(Entries with figure data)
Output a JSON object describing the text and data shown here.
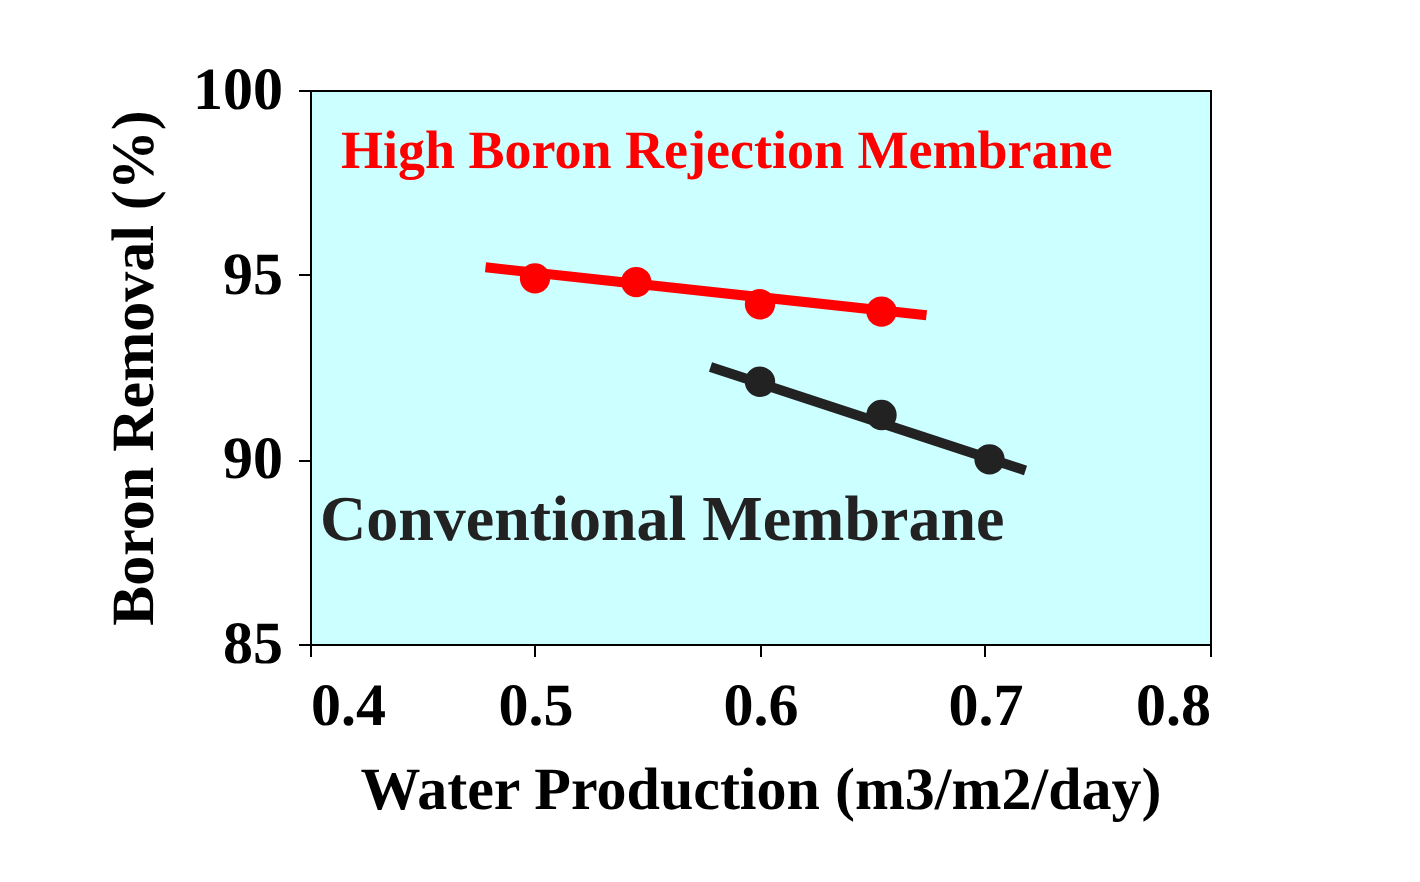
{
  "chart_data": {
    "type": "scatter",
    "xlabel": "Water Production (m3/m2/day)",
    "ylabel": "Boron Removal (%)",
    "xlim": [
      0.4,
      0.8
    ],
    "xticks": [
      0.4,
      0.5,
      0.6,
      0.7,
      0.8
    ],
    "ylim": [
      85,
      100
    ],
    "yticks": [
      85,
      90,
      95,
      100
    ],
    "grid": false,
    "legend": false,
    "marker": "circle",
    "series": [
      {
        "name": "High Boron Rejection Membrane",
        "color": "#ff0000",
        "x": [
          0.5,
          0.545,
          0.6,
          0.654
        ],
        "values": [
          94.9,
          94.8,
          94.2,
          94.0
        ]
      },
      {
        "type": "line",
        "color": "#ff0000",
        "line_style": "solid",
        "marker": "none",
        "x": [
          0.478,
          0.674
        ],
        "values": [
          95.2,
          93.9
        ]
      },
      {
        "name": "Conventional Membrane",
        "color": "#222222",
        "x": [
          0.6,
          0.654,
          0.702
        ],
        "values": [
          92.1,
          91.2,
          90.0
        ]
      },
      {
        "type": "line",
        "color": "#222222",
        "line_style": "solid",
        "marker": "none",
        "x": [
          0.578,
          0.718
        ],
        "values": [
          92.5,
          89.7
        ]
      }
    ]
  }
}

* Exercise goal
Without the pictures, return all the records precisely as they stand.

* Full response
Output a JSON object describing the text and data shown here.
{
  "chart_data": {
    "type": "scatter",
    "xlabel": "Water Production (m3/m2/day)",
    "ylabel": "Boron Removal (%)",
    "xlim": [
      0.4,
      0.8
    ],
    "xticks": [
      0.4,
      0.5,
      0.6,
      0.7,
      0.8
    ],
    "ylim": [
      85,
      100
    ],
    "yticks": [
      85,
      90,
      95,
      100
    ],
    "grid": false,
    "legend": false,
    "marker": "circle",
    "series": [
      {
        "name": "High Boron Rejection Membrane",
        "color": "#ff0000",
        "x": [
          0.5,
          0.545,
          0.6,
          0.654
        ],
        "values": [
          94.9,
          94.8,
          94.2,
          94.0
        ]
      },
      {
        "type": "line",
        "color": "#ff0000",
        "line_style": "solid",
        "marker": "none",
        "x": [
          0.478,
          0.674
        ],
        "values": [
          95.2,
          93.9
        ]
      },
      {
        "name": "Conventional Membrane",
        "color": "#222222",
        "x": [
          0.6,
          0.654,
          0.702
        ],
        "values": [
          92.1,
          91.2,
          90.0
        ]
      },
      {
        "type": "line",
        "color": "#222222",
        "line_style": "solid",
        "marker": "none",
        "x": [
          0.578,
          0.718
        ],
        "values": [
          92.5,
          89.7
        ]
      }
    ]
  }
}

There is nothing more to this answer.